--- BEGIN PROVIDED MATERIAL ---
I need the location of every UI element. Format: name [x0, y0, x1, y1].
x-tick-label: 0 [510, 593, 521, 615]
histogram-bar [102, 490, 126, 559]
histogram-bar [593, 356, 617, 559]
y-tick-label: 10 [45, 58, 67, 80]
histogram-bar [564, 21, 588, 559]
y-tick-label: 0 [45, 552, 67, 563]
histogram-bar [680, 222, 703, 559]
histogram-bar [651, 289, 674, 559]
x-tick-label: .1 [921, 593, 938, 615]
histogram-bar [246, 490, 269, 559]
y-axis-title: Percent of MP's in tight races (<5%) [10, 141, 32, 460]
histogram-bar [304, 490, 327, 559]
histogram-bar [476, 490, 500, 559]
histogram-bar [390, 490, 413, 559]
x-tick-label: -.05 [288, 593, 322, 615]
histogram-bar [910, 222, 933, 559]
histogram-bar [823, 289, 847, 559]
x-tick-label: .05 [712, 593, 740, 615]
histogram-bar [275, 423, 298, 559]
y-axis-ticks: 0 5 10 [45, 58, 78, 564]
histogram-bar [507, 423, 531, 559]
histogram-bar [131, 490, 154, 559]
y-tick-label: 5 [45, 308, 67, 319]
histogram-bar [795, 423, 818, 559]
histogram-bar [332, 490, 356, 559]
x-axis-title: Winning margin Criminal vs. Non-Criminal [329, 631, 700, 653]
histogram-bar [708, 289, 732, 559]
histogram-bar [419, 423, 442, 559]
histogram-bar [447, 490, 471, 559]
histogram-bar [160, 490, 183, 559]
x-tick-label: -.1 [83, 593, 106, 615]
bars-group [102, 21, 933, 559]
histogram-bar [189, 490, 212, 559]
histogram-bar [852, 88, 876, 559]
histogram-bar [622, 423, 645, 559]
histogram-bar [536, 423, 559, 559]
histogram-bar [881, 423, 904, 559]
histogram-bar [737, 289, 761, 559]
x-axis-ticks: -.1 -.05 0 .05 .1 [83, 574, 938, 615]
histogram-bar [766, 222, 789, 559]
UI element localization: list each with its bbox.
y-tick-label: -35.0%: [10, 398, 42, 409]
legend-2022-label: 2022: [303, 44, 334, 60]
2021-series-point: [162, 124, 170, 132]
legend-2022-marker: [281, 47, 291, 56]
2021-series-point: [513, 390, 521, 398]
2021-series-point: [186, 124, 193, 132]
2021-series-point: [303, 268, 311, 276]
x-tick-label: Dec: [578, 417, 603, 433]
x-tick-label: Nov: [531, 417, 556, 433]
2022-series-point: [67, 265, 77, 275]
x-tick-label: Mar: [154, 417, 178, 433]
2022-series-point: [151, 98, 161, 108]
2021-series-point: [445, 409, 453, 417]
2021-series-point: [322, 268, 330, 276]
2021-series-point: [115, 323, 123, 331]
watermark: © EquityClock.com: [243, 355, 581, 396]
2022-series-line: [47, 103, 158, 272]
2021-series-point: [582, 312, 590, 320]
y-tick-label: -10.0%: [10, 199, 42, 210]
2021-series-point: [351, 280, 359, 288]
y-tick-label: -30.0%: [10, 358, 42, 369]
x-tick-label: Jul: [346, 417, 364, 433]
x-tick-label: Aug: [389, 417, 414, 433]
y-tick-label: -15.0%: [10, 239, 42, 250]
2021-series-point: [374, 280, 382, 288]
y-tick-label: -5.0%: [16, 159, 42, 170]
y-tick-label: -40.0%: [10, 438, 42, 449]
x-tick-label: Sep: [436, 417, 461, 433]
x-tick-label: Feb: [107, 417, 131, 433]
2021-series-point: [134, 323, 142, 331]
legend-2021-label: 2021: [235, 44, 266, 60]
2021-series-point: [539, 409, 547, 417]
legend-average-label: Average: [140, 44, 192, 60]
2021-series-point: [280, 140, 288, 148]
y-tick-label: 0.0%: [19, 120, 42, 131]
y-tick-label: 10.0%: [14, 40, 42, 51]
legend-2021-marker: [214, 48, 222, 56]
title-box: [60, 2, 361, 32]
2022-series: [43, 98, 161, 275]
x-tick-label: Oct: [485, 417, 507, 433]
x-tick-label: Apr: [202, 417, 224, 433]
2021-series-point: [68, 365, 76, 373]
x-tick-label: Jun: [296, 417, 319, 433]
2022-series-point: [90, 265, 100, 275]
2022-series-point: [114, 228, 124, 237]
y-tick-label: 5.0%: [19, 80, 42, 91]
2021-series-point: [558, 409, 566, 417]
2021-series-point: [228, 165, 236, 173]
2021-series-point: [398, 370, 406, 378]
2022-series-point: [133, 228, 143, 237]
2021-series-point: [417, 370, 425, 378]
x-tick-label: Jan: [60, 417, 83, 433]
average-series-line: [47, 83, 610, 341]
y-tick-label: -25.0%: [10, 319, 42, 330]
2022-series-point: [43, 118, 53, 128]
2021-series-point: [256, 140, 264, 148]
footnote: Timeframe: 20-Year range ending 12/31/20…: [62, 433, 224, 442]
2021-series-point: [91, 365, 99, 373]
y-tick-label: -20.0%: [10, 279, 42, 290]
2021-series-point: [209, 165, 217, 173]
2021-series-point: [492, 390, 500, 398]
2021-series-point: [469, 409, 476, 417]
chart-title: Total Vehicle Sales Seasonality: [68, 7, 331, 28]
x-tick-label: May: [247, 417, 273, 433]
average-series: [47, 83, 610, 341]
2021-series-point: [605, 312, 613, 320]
--- END PROVIDED MATERIAL ---
> _EXERCISE DESCRIPTION_: Retype all of the material above line for line, without changing a single character.

> _ANSWER_:
I need the location of every UI element. Format: name [x0, y0, x1, y1].
x-tick-label: 0 [510, 593, 521, 615]
histogram-bar [102, 490, 126, 559]
histogram-bar [593, 356, 617, 559]
y-tick-label: 10 [45, 58, 67, 80]
histogram-bar [564, 21, 588, 559]
y-tick-label: 0 [45, 552, 67, 563]
histogram-bar [680, 222, 703, 559]
histogram-bar [651, 289, 674, 559]
x-tick-label: .1 [921, 593, 938, 615]
histogram-bar [246, 490, 269, 559]
y-axis-title: Percent of MP's in tight races (<5%) [10, 141, 32, 460]
histogram-bar [304, 490, 327, 559]
histogram-bar [476, 490, 500, 559]
histogram-bar [390, 490, 413, 559]
x-tick-label: -.05 [288, 593, 322, 615]
histogram-bar [910, 222, 933, 559]
histogram-bar [823, 289, 847, 559]
x-tick-label: .05 [712, 593, 740, 615]
histogram-bar [275, 423, 298, 559]
y-axis-ticks: 0 5 10 [45, 58, 78, 564]
histogram-bar [507, 423, 531, 559]
histogram-bar [131, 490, 154, 559]
y-tick-label: 5 [45, 308, 67, 319]
histogram-bar [795, 423, 818, 559]
histogram-bar [332, 490, 356, 559]
x-axis-title: Winning margin Criminal vs. Non-Criminal [329, 631, 700, 653]
histogram-bar [708, 289, 732, 559]
histogram-bar [419, 423, 442, 559]
histogram-bar [447, 490, 471, 559]
histogram-bar [160, 490, 183, 559]
x-tick-label: -.1 [83, 593, 106, 615]
bars-group [102, 21, 933, 559]
histogram-bar [189, 490, 212, 559]
histogram-bar [852, 88, 876, 559]
histogram-bar [622, 423, 645, 559]
histogram-bar [536, 423, 559, 559]
histogram-bar [881, 423, 904, 559]
histogram-bar [737, 289, 761, 559]
x-axis-ticks: -.1 -.05 0 .05 .1 [83, 574, 938, 615]
histogram-bar [766, 222, 789, 559]
UI element localization: list each with its bbox.
y-tick-label: -35.0%: [10, 398, 42, 409]
legend-2022-label: 2022: [303, 44, 334, 60]
2021-series-point: [162, 124, 170, 132]
legend-2022-marker: [281, 47, 291, 56]
2021-series-point: [513, 390, 521, 398]
2021-series-point: [186, 124, 193, 132]
2021-series-point: [303, 268, 311, 276]
x-tick-label: Dec: [578, 417, 603, 433]
x-tick-label: Nov: [531, 417, 556, 433]
2022-series-point: [67, 265, 77, 275]
x-tick-label: Mar: [154, 417, 178, 433]
2022-series-point: [151, 98, 161, 108]
2021-series-point: [445, 409, 453, 417]
2021-series-point: [322, 268, 330, 276]
2021-series-point: [115, 323, 123, 331]
watermark: © EquityClock.com: [243, 355, 581, 396]
2022-series-line: [47, 103, 158, 272]
2021-series-point: [582, 312, 590, 320]
y-tick-label: -10.0%: [10, 199, 42, 210]
2021-series-point: [351, 280, 359, 288]
y-tick-label: -30.0%: [10, 358, 42, 369]
x-tick-label: Jul: [346, 417, 364, 433]
x-tick-label: Aug: [389, 417, 414, 433]
y-tick-label: -15.0%: [10, 239, 42, 250]
2021-series-point: [374, 280, 382, 288]
y-tick-label: -5.0%: [16, 159, 42, 170]
y-tick-label: -40.0%: [10, 438, 42, 449]
x-tick-label: Sep: [436, 417, 461, 433]
x-tick-label: Feb: [107, 417, 131, 433]
2021-series-point: [134, 323, 142, 331]
legend-2021-label: 2021: [235, 44, 266, 60]
2021-series-point: [539, 409, 547, 417]
legend-average-label: Average: [140, 44, 192, 60]
2021-series-point: [280, 140, 288, 148]
y-tick-label: 0.0%: [19, 120, 42, 131]
y-tick-label: 10.0%: [14, 40, 42, 51]
legend-2021-marker: [214, 48, 222, 56]
title-box: [60, 2, 361, 32]
2022-series: [43, 98, 161, 275]
x-tick-label: Oct: [485, 417, 507, 433]
x-tick-label: Apr: [202, 417, 224, 433]
2021-series-point: [68, 365, 76, 373]
x-tick-label: Jun: [296, 417, 319, 433]
2022-series-point: [90, 265, 100, 275]
2022-series-point: [114, 228, 124, 237]
y-tick-label: 5.0%: [19, 80, 42, 91]
2021-series-point: [558, 409, 566, 417]
2021-series-point: [228, 165, 236, 173]
2021-series-point: [398, 370, 406, 378]
2022-series-point: [133, 228, 143, 237]
2021-series-point: [417, 370, 425, 378]
x-tick-label: Jan: [60, 417, 83, 433]
average-series-line: [47, 83, 610, 341]
y-tick-label: -25.0%: [10, 319, 42, 330]
2022-series-point: [43, 118, 53, 128]
2021-series-point: [256, 140, 264, 148]
footnote: Timeframe: 20-Year range ending 12/31/20…: [62, 433, 224, 442]
2021-series-point: [91, 365, 99, 373]
y-tick-label: -20.0%: [10, 279, 42, 290]
2021-series-point: [209, 165, 217, 173]
2021-series-point: [492, 390, 500, 398]
2021-series-point: [469, 409, 476, 417]
chart-title: Total Vehicle Sales Seasonality: [68, 7, 331, 28]
x-tick-label: May: [247, 417, 273, 433]
average-series: [47, 83, 610, 341]
2021-series-point: [605, 312, 613, 320]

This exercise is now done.